#### GIVEN REQUEST:
Pick out the lines in the listing below that contain the word "муниципальной" and copy them.

***** EXTRACTED INFORMATION

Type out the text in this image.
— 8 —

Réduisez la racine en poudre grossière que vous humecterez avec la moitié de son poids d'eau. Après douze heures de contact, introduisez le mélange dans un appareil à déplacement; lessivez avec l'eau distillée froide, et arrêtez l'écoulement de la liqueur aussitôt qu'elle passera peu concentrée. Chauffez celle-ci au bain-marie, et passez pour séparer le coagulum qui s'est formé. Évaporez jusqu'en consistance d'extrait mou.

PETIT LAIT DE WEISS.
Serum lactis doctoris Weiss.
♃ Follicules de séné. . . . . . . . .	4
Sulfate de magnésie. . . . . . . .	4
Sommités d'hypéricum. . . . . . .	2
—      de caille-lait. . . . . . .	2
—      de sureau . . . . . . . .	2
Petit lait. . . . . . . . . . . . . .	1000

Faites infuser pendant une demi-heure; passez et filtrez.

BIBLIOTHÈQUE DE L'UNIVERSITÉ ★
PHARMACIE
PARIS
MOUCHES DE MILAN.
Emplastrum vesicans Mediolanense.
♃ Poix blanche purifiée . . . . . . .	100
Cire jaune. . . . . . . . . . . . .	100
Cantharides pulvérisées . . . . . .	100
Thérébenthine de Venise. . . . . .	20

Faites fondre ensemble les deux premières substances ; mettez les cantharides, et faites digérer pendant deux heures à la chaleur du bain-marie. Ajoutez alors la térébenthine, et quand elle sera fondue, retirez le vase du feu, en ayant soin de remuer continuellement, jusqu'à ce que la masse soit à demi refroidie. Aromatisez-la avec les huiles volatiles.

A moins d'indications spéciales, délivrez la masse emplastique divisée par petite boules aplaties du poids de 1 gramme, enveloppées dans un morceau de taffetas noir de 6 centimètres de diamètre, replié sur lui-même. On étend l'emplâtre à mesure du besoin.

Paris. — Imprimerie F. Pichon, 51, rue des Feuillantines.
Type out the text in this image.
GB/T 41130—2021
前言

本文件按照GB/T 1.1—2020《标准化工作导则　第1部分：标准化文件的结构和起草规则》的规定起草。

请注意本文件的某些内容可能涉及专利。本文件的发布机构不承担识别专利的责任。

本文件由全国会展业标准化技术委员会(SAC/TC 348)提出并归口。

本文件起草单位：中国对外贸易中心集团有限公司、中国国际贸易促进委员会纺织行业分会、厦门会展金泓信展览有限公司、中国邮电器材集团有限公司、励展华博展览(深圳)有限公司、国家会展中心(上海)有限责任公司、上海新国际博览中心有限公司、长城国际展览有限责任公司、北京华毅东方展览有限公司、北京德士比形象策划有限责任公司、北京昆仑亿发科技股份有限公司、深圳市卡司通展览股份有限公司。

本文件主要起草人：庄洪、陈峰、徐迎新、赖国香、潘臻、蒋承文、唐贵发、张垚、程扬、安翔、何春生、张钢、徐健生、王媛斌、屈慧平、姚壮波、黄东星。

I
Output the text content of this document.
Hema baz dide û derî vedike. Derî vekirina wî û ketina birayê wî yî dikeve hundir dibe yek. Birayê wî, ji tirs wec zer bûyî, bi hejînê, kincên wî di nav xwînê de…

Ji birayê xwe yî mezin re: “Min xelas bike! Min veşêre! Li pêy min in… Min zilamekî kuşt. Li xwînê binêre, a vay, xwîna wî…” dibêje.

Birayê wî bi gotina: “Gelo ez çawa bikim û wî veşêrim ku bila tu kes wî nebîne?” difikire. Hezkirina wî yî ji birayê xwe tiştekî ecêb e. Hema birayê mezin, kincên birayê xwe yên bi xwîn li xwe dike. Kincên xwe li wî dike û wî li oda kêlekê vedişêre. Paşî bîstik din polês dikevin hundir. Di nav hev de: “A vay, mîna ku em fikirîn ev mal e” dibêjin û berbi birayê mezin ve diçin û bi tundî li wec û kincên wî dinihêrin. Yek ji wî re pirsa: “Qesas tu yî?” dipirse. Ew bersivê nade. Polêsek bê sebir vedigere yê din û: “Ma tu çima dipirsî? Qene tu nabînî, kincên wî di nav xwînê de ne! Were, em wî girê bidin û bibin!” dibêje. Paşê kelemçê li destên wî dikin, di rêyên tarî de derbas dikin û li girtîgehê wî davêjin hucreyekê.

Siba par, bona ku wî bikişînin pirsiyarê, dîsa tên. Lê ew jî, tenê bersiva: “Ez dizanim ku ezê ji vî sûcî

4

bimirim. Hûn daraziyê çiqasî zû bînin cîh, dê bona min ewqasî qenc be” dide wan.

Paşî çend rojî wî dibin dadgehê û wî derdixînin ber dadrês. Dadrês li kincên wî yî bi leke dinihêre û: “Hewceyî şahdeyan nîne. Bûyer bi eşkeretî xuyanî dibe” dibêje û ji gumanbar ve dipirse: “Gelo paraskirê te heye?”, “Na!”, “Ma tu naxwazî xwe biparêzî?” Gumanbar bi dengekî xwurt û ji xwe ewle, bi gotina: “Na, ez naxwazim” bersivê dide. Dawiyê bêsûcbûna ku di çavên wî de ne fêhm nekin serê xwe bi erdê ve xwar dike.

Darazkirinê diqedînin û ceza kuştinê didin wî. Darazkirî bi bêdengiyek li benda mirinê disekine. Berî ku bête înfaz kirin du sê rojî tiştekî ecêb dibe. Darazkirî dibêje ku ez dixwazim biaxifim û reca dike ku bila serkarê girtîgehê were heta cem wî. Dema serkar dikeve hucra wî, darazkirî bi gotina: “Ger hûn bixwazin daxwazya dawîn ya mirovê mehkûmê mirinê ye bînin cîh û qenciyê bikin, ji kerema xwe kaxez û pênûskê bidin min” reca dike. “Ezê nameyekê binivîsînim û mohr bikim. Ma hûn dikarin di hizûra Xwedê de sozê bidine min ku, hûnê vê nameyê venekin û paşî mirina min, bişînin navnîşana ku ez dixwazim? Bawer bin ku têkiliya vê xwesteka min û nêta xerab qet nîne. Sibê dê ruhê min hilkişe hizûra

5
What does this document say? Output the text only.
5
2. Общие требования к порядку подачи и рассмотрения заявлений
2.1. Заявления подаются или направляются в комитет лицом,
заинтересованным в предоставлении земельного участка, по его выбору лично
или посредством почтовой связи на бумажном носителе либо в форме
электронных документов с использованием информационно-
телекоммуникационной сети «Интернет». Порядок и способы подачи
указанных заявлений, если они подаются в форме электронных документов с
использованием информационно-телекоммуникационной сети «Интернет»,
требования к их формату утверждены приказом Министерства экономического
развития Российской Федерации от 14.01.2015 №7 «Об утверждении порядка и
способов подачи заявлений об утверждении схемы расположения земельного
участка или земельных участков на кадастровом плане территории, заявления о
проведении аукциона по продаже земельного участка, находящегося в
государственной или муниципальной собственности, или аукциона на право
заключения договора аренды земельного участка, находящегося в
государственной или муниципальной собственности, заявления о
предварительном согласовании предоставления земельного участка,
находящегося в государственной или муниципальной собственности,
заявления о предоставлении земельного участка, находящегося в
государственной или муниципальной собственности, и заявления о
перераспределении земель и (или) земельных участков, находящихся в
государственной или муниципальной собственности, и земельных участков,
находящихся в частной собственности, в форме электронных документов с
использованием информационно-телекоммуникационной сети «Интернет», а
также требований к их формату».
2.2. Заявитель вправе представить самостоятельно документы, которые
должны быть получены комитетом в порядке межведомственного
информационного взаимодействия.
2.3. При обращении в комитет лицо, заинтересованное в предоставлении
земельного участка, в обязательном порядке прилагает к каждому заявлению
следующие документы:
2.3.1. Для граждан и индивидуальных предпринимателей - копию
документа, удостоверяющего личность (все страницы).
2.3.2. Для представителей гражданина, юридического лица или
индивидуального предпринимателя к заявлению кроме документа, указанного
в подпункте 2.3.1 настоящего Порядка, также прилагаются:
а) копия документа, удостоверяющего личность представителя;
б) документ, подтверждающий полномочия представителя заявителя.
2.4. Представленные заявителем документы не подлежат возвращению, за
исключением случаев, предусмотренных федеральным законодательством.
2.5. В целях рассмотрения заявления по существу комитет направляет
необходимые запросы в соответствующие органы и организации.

**********

#### SOLUTION TO THIS PROBLEM:
государственной или муниципальной собственности, или аукциона на право
государственной или муниципальной собственности, заявления о
находящегося в государственной или муниципальной собственности,
государственной или муниципальной собственности, и заявления о
государственной или муниципальной собственности, и земельных участков,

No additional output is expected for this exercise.